**STATED TASK**:
Everything in the listing should be restated word for word.

**EXTRACTED RECORDS**:

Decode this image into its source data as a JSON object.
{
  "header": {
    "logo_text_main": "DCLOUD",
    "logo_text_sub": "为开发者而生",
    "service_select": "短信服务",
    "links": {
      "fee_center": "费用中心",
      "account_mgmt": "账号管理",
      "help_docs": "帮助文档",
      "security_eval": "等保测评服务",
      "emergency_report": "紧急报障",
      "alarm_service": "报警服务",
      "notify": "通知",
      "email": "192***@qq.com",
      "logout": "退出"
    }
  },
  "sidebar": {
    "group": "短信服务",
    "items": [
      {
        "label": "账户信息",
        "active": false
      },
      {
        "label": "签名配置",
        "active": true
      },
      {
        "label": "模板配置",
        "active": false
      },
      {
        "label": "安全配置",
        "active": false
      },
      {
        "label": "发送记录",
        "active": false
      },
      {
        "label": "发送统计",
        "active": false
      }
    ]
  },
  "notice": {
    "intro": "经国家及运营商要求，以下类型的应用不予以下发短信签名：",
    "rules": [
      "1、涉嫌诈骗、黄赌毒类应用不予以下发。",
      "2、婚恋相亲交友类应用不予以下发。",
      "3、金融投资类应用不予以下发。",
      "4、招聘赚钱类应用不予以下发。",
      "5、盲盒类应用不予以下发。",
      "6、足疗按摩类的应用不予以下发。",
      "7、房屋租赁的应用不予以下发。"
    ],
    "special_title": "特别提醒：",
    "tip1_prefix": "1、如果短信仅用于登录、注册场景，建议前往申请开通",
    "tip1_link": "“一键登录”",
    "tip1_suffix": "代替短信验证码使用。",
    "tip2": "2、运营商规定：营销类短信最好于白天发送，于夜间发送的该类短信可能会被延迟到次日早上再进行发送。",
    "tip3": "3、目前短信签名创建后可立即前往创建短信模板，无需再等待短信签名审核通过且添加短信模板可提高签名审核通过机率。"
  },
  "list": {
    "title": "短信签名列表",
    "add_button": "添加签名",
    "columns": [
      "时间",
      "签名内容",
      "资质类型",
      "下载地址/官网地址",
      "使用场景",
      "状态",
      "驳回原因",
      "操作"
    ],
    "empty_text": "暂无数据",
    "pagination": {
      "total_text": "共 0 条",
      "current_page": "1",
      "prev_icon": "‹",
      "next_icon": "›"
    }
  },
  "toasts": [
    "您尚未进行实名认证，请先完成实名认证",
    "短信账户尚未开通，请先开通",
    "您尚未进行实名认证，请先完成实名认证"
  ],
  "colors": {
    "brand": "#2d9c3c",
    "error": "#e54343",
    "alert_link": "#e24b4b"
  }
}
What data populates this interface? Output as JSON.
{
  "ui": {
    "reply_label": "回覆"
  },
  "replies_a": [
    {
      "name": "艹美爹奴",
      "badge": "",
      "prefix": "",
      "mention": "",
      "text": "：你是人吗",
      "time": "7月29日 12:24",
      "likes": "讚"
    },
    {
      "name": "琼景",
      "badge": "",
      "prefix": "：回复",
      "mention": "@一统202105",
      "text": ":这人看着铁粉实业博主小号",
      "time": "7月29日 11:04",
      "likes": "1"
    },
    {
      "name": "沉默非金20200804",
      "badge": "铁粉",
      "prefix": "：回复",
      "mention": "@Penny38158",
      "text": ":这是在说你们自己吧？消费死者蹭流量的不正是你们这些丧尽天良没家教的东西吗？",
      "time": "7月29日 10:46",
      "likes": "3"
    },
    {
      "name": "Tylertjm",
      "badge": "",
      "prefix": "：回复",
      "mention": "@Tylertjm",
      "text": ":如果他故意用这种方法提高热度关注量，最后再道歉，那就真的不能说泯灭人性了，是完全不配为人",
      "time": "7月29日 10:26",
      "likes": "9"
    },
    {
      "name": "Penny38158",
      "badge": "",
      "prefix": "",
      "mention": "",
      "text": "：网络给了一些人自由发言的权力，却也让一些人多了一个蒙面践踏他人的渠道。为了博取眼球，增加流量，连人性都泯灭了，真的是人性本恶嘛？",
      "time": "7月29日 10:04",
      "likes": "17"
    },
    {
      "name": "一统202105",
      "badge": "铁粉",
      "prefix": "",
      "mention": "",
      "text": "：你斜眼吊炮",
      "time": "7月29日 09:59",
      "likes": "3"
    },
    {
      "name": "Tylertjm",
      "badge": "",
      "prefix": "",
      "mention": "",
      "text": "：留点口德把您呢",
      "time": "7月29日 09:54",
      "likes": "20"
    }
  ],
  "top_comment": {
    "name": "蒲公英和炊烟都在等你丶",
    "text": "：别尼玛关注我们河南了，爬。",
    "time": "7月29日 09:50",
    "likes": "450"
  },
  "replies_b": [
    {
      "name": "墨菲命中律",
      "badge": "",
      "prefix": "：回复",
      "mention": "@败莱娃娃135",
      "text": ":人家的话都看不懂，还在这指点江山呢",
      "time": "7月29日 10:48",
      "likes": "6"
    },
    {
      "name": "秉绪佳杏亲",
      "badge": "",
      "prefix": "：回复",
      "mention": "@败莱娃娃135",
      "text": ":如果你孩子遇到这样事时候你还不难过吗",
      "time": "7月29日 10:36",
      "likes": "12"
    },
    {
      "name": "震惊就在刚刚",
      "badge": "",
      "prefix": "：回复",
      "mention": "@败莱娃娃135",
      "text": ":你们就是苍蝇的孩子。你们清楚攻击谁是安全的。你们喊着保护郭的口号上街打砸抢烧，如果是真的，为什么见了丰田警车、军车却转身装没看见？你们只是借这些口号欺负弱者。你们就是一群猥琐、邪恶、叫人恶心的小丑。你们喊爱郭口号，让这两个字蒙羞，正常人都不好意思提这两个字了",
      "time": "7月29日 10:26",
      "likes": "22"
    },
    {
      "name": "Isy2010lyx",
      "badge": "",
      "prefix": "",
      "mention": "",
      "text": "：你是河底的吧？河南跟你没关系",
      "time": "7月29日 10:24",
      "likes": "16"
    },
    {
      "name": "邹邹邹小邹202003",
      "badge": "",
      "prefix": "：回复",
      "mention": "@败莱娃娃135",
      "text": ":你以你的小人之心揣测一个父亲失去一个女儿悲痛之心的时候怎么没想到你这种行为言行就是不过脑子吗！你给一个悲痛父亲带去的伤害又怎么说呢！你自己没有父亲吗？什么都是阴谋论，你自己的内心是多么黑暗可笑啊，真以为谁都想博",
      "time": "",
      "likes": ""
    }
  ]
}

**EXPECTED ANSWER**:
Decode this image into its source data as a JSON object.
{
  "header": {
    "logo_text_main": "DCLOUD",
    "logo_text_sub": "为开发者而生",
    "service_select": "短信服务",
    "links": {
      "fee_center": "费用中心",
      "account_mgmt": "账号管理",
      "help_docs": "帮助文档",
      "security_eval": "等保测评服务",
      "emergency_report": "紧急报障",
      "alarm_service": "报警服务",
      "notify": "通知",
      "email": "192***@qq.com",
      "logout": "退出"
    }
  },
  "sidebar": {
    "group": "短信服务",
    "items": [
      {
        "label": "账户信息",
        "active": false
      },
      {
        "label": "签名配置",
        "active": true
      },
      {
        "label": "模板配置",
        "active": false
      },
      {
        "label": "安全配置",
        "active": false
      },
      {
        "label": "发送记录",
        "active": false
      },
      {
        "label": "发送统计",
        "active": false
      }
    ]
  },
  "notice": {
    "intro": "经国家及运营商要求，以下类型的应用不予以下发短信签名：",
    "rules": [
      "1、涉嫌诈骗、黄赌毒类应用不予以下发。",
      "2、婚恋相亲交友类应用不予以下发。",
      "3、金融投资类应用不予以下发。",
      "4、招聘赚钱类应用不予以下发。",
      "5、盲盒类应用不予以下发。",
      "6、足疗按摩类的应用不予以下发。",
      "7、房屋租赁的应用不予以下发。"
    ],
    "special_title": "特别提醒：",
    "tip1_prefix": "1、如果短信仅用于登录、注册场景，建议前往申请开通",
    "tip1_link": "“一键登录”",
    "tip1_suffix": "代替短信验证码使用。",
    "tip2": "2、运营商规定：营销类短信最好于白天发送，于夜间发送的该类短信可能会被延迟到次日早上再进行发送。",
    "tip3": "3、目前短信签名创建后可立即前往创建短信模板，无需再等待短信签名审核通过且添加短信模板可提高签名审核通过机率。"
  },
  "list": {
    "title": "短信签名列表",
    "add_button": "添加签名",
    "columns": [
      "时间",
      "签名内容",
      "资质类型",
      "下载地址/官网地址",
      "使用场景",
      "状态",
      "驳回原因",
      "操作"
    ],
    "empty_text": "暂无数据",
    "pagination": {
      "total_text": "共 0 条",
      "current_page": "1",
      "prev_icon": "‹",
      "next_icon": "›"
    }
  },
  "toasts": [
    "您尚未进行实名认证，请先完成实名认证",
    "短信账户尚未开通，请先开通",
    "您尚未进行实名认证，请先完成实名认证"
  ],
  "colors": {
    "brand": "#2d9c3c",
    "error": "#e54343",
    "alert_link": "#e24b4b"
  }
}
What data populates this interface? Output as JSON.
{
  "ui": {
    "reply_label": "回覆"
  },
  "replies_a": [
    {
      "name": "艹美爹奴",
      "badge": "",
      "prefix": "",
      "mention": "",
      "text": "：你是人吗",
      "time": "7月29日 12:24",
      "likes": "讚"
    },
    {
      "name": "琼景",
      "badge": "",
      "prefix": "：回复",
      "mention": "@一统202105",
      "text": ":这人看着铁粉实业博主小号",
      "time": "7月29日 11:04",
      "likes": "1"
    },
    {
      "name": "沉默非金20200804",
      "badge": "铁粉",
      "prefix": "：回复",
      "mention": "@Penny38158",
      "text": ":这是在说你们自己吧？消费死者蹭流量的不正是你们这些丧尽天良没家教的东西吗？",
      "time": "7月29日 10:46",
      "likes": "3"
    },
    {
      "name": "Tylertjm",
      "badge": "",
      "prefix": "：回复",
      "mention": "@Tylertjm",
      "text": ":如果他故意用这种方法提高热度关注量，最后再道歉，那就真的不能说泯灭人性了，是完全不配为人",
      "time": "7月29日 10:26",
      "likes": "9"
    },
    {
      "name": "Penny38158",
      "badge": "",
      "prefix": "",
      "mention": "",
      "text": "：网络给了一些人自由发言的权力，却也让一些人多了一个蒙面践踏他人的渠道。为了博取眼球，增加流量，连人性都泯灭了，真的是人性本恶嘛？",
      "time": "7月29日 10:04",
      "likes": "17"
    },
    {
      "name": "一统202105",
      "badge": "铁粉",
      "prefix": "",
      "mention": "",
      "text": "：你斜眼吊炮",
      "time": "7月29日 09:59",
      "likes": "3"
    },
    {
      "name": "Tylertjm",
      "badge": "",
      "prefix": "",
      "mention": "",
      "text": "：留点口德把您呢",
      "time": "7月29日 09:54",
      "likes": "20"
    }
  ],
  "top_comment": {
    "name": "蒲公英和炊烟都在等你丶",
    "text": "：别尼玛关注我们河南了，爬。",
    "time": "7月29日 09:50",
    "likes": "450"
  },
  "replies_b": [
    {
      "name": "墨菲命中律",
      "badge": "",
      "prefix": "：回复",
      "mention": "@败莱娃娃135",
      "text": ":人家的话都看不懂，还在这指点江山呢",
      "time": "7月29日 10:48",
      "likes": "6"
    },
    {
      "name": "秉绪佳杏亲",
      "badge": "",
      "prefix": "：回复",
      "mention": "@败莱娃娃135",
      "text": ":如果你孩子遇到这样事时候你还不难过吗",
      "time": "7月29日 10:36",
      "likes": "12"
    },
    {
      "name": "震惊就在刚刚",
      "badge": "",
      "prefix": "：回复",
      "mention": "@败莱娃娃135",
      "text": ":你们就是苍蝇的孩子。你们清楚攻击谁是安全的。你们喊着保护郭的口号上街打砸抢烧，如果是真的，为什么见了丰田警车、军车却转身装没看见？你们只是借这些口号欺负弱者。你们就是一群猥琐、邪恶、叫人恶心的小丑。你们喊爱郭口号，让这两个字蒙羞，正常人都不好意思提这两个字了",
      "time": "7月29日 10:26",
      "likes": "22"
    },
    {
      "name": "Isy2010lyx",
      "badge": "",
      "prefix": "",
      "mention": "",
      "text": "：你是河底的吧？河南跟你没关系",
      "time": "7月29日 10:24",
      "likes": "16"
    },
    {
      "name": "邹邹邹小邹202003",
      "badge": "",
      "prefix": "：回复",
      "mention": "@败莱娃娃135",
      "text": ":你以你的小人之心揣测一个父亲失去一个女儿悲痛之心的时候怎么没想到你这种行为言行就是不过脑子吗！你给一个悲痛父亲带去的伤害又怎么说呢！你自己没有父亲吗？什么都是阴谋论，你自己的内心是多么黑暗可笑啊，真以为谁都想博",
      "time": "",
      "likes": ""
    }
  ]
}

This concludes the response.